### Written exercise
Search the material for "methods" and show all lines that contain it.

[Dataset items]
--- --- ---

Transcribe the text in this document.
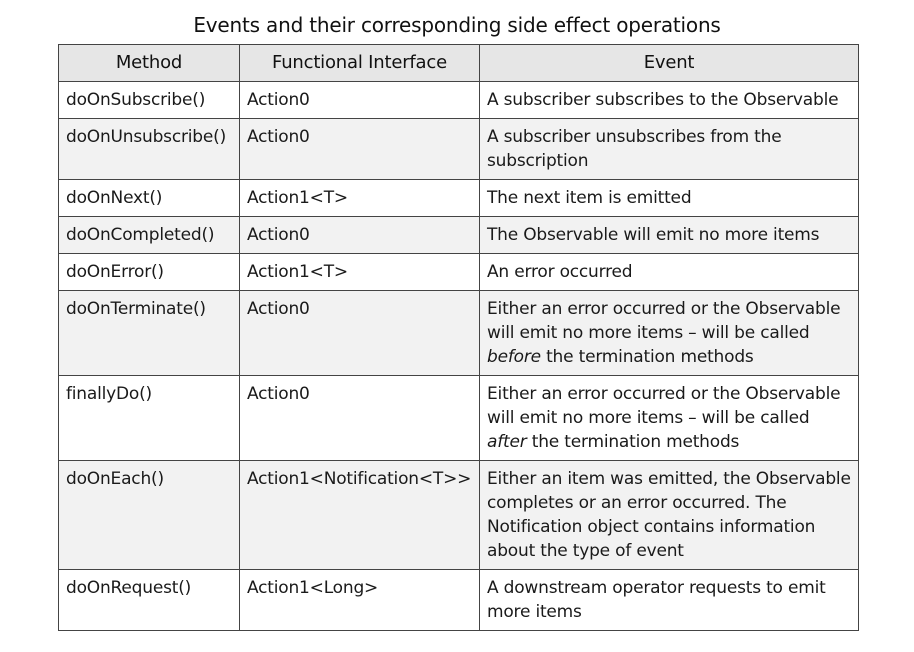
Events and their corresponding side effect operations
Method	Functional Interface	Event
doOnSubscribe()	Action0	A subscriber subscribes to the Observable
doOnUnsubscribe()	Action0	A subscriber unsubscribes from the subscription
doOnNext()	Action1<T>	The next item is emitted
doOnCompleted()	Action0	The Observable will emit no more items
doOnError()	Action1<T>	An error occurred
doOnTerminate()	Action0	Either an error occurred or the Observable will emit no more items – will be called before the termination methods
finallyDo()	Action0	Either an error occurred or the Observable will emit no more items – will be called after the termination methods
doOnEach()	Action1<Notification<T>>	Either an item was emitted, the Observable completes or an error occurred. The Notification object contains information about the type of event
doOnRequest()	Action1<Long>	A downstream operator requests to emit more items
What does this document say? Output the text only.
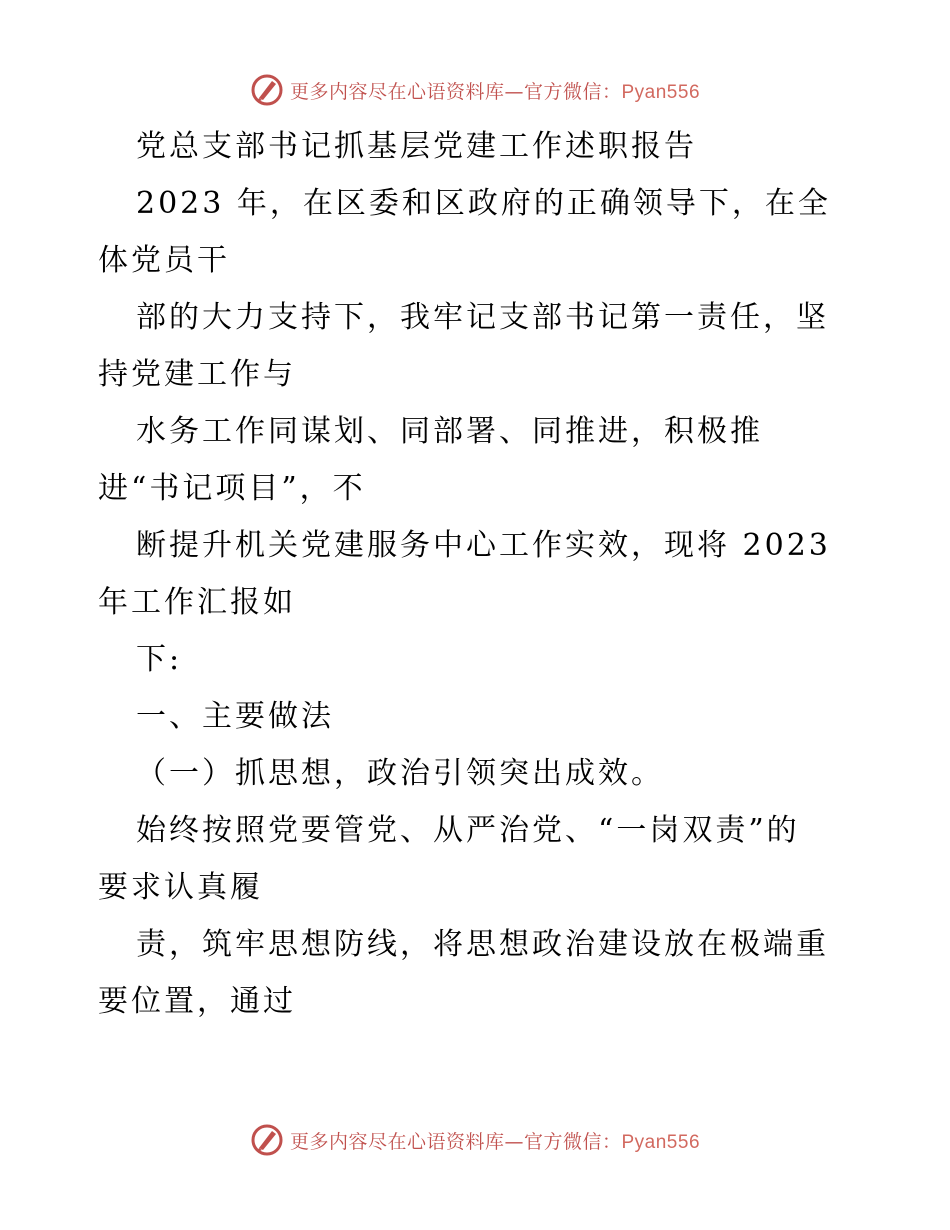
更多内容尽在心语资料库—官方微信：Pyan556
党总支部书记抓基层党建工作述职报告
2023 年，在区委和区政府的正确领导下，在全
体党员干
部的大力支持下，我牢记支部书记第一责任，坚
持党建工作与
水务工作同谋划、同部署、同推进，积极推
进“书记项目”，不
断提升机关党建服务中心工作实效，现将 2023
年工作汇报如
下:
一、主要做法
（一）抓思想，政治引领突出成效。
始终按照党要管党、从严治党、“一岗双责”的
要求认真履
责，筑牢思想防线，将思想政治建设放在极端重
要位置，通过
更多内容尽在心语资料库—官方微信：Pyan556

--- --- ---

### Result below
doOnTerminate()	Action0	Either an error occurred or the Observable will emit no more items – will be called before the termination methods
finallyDo()	Action0	Either an error occurred or the Observable will emit no more items – will be called after the termination methods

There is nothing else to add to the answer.